Extracted data entries

****************

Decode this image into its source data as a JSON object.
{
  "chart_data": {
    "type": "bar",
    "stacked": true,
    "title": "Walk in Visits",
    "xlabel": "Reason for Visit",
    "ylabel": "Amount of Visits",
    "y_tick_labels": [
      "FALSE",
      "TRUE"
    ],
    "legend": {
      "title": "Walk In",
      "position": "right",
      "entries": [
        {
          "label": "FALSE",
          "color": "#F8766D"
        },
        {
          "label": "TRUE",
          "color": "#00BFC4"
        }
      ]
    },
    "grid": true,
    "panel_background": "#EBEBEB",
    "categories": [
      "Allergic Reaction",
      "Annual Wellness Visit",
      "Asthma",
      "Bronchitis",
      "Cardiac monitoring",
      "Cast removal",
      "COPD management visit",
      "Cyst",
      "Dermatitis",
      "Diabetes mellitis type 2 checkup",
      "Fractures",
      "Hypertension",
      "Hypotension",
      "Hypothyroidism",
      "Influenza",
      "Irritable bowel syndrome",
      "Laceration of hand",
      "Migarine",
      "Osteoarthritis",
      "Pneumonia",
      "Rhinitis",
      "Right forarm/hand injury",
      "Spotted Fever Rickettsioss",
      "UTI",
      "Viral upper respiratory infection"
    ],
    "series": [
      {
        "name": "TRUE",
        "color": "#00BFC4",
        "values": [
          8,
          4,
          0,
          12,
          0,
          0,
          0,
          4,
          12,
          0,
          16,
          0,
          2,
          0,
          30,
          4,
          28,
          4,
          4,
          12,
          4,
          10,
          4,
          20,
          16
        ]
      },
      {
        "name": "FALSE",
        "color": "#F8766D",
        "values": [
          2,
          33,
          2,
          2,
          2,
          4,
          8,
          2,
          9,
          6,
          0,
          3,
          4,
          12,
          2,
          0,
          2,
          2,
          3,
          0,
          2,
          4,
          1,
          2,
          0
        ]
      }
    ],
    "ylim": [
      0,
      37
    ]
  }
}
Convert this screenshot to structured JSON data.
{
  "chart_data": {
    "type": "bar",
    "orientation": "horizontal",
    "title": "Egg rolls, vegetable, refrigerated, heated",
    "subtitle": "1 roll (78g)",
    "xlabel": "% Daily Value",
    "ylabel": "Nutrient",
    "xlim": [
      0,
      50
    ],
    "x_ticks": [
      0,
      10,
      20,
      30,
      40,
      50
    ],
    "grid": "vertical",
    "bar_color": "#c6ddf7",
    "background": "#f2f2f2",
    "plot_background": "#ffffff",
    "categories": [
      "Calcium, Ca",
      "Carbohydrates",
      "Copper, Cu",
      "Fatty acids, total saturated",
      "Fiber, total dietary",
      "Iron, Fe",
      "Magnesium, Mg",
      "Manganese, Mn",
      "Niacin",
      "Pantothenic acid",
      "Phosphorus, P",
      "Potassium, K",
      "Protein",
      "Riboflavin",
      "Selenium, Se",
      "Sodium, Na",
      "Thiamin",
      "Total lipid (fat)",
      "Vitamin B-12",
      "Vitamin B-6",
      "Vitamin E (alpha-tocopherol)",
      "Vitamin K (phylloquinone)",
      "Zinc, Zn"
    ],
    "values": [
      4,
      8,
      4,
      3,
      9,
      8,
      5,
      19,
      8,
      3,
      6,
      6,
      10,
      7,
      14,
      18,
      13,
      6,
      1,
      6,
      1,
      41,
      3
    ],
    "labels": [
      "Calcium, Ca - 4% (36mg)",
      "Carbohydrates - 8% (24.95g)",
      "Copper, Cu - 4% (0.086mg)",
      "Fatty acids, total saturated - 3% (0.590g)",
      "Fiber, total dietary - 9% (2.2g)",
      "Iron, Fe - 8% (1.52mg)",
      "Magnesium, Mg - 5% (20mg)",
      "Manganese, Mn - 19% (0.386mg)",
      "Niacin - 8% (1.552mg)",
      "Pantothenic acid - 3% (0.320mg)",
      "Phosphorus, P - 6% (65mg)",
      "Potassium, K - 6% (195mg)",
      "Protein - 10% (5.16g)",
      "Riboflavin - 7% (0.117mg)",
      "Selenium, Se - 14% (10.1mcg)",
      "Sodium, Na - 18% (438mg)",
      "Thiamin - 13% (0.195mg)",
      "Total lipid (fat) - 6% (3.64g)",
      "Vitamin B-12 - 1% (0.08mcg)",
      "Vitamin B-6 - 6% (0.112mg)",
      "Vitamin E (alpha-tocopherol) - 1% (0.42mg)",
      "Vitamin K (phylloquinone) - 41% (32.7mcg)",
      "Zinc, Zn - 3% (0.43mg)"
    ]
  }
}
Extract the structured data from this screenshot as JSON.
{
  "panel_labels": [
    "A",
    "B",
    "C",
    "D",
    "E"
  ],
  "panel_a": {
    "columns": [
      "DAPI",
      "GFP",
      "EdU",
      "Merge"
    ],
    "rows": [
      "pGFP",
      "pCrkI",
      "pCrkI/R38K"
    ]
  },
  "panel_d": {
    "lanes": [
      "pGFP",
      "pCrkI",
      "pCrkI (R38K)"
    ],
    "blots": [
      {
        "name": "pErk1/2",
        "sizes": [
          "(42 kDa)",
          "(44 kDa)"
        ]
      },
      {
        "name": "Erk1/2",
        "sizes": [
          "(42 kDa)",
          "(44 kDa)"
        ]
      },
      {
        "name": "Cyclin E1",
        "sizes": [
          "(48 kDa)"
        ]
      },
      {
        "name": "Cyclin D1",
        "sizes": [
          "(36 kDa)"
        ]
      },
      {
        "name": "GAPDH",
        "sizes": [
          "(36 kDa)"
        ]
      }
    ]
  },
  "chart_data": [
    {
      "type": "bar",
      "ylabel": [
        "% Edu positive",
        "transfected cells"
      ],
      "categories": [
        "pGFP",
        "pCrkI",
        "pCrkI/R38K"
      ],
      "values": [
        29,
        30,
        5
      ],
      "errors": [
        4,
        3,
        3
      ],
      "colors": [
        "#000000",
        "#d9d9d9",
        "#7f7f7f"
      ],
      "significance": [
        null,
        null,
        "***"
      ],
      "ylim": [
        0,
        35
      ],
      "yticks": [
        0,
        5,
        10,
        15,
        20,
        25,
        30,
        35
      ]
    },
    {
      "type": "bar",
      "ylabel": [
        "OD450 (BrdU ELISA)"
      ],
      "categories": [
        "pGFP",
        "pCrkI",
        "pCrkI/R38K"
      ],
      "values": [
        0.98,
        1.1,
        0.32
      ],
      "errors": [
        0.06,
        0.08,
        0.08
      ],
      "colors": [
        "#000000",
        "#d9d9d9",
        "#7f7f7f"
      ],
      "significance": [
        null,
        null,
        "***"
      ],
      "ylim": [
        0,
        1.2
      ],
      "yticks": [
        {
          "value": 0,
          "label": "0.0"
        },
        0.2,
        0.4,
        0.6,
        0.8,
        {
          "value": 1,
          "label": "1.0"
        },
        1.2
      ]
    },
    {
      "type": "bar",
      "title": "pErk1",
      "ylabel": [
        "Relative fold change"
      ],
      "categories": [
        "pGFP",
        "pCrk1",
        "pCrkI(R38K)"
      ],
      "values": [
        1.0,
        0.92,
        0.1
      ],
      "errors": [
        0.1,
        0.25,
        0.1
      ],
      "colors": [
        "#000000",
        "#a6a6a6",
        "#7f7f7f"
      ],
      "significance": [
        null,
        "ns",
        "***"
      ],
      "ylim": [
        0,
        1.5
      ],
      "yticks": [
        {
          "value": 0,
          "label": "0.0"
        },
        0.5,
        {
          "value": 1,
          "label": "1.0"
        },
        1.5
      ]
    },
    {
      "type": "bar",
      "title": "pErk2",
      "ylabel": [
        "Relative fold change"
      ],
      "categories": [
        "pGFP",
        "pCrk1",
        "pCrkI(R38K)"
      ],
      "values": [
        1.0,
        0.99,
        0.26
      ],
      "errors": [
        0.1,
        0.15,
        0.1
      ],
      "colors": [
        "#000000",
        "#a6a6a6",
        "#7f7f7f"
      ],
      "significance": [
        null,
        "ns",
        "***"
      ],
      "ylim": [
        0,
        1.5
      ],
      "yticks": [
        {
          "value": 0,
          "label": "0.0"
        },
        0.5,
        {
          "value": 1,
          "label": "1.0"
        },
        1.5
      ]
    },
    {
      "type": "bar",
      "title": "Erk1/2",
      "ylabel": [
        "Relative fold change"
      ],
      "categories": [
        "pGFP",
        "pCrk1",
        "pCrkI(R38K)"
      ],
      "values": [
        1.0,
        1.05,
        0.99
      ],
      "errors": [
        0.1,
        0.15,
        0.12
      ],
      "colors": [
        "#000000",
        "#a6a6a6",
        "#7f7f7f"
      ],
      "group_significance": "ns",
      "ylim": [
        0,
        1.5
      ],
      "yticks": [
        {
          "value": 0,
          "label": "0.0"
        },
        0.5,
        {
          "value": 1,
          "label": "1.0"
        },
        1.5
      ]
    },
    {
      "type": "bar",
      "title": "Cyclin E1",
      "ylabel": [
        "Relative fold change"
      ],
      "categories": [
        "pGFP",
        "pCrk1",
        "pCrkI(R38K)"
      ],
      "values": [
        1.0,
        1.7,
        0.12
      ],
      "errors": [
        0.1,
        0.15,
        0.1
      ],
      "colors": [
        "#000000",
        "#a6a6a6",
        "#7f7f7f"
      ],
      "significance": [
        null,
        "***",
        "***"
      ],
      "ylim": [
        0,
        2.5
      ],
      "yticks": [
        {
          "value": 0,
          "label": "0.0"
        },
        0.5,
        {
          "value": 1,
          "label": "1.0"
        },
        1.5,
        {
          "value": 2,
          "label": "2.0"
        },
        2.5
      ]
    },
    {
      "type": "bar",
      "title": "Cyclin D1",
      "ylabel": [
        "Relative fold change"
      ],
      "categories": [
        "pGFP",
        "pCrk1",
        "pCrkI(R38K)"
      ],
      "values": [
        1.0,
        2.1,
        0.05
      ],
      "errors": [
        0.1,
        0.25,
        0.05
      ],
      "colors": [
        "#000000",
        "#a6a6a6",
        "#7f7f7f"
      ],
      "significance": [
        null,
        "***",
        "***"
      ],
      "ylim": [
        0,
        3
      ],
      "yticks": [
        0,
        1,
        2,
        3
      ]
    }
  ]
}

****************

From the records above, copy every line that includes the word "structured".

Convert this screenshot to structured JSON data.
Extract the structured data from this screenshot as JSON.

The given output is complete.